> _DATA TO USE_:
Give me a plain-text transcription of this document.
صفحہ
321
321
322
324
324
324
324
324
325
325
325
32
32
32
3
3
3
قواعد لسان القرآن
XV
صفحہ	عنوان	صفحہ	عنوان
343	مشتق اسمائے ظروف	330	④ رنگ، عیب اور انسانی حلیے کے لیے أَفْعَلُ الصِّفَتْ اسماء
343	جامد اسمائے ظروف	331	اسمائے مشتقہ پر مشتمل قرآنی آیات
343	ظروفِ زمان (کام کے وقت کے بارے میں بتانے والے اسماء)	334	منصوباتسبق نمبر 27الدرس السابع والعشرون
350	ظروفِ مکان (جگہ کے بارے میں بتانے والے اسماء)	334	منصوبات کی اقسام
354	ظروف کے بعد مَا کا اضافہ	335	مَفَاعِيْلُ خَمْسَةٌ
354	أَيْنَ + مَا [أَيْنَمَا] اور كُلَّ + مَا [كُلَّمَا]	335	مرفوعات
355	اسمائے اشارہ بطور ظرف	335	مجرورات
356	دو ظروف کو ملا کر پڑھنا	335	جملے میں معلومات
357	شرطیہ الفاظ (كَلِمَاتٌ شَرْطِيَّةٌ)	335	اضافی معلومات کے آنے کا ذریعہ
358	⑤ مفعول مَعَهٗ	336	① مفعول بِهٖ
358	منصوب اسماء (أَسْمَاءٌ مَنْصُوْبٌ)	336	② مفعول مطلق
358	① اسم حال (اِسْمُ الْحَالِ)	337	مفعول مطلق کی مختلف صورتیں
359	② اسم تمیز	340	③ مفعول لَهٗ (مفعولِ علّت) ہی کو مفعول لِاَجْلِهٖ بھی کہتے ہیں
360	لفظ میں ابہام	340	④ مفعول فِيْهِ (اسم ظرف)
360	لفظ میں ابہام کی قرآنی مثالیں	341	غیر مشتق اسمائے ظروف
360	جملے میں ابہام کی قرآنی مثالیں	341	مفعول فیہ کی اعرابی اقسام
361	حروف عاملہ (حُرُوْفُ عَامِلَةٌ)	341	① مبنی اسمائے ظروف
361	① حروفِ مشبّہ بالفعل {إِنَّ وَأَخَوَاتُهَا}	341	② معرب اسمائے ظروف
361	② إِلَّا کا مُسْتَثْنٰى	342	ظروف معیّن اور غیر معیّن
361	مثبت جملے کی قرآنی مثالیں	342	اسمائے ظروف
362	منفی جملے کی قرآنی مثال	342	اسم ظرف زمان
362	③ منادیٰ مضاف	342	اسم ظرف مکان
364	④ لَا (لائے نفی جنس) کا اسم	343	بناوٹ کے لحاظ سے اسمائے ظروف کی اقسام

* * *

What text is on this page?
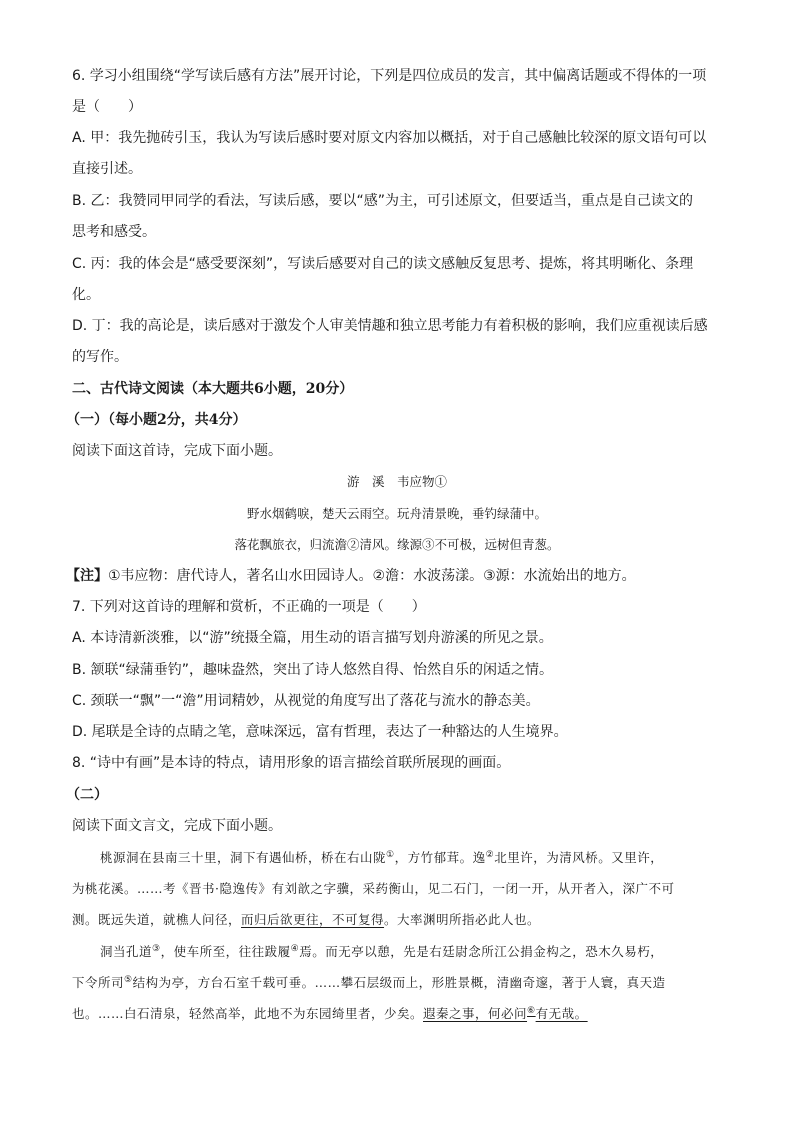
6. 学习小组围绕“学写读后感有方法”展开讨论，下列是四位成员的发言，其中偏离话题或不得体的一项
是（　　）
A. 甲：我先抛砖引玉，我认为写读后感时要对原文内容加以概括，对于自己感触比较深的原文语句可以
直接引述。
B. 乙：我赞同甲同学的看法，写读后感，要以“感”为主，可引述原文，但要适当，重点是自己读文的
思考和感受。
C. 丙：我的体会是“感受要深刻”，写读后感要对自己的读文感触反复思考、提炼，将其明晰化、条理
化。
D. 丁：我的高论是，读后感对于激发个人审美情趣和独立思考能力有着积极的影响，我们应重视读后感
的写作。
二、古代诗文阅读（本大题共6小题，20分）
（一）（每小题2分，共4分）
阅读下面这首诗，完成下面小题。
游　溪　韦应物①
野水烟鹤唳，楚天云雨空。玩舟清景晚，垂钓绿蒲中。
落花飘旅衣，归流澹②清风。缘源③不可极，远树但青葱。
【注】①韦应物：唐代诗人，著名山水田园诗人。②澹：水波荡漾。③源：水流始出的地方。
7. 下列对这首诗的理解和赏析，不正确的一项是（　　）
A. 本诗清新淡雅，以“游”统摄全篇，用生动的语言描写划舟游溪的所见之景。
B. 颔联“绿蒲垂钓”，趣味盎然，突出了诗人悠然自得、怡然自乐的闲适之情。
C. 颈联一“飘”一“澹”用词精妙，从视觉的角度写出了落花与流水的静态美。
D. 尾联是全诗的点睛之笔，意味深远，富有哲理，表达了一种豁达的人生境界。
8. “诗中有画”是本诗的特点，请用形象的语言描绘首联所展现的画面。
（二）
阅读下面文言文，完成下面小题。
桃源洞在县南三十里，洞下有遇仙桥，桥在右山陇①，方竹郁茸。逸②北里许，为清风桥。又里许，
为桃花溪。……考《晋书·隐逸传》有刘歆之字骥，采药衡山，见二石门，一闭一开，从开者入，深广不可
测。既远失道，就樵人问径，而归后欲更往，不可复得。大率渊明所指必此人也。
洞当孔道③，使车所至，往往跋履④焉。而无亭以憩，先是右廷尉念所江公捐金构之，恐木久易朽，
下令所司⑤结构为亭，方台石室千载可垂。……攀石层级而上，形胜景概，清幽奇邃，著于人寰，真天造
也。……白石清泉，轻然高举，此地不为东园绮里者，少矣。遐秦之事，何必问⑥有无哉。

> _GIVEN INSTRUCTION_:
Filter lines by "this" and return each hit.

> _EXERCISE ANSWER_:
Give me a plain-text transcription of this document.
What text is on this page?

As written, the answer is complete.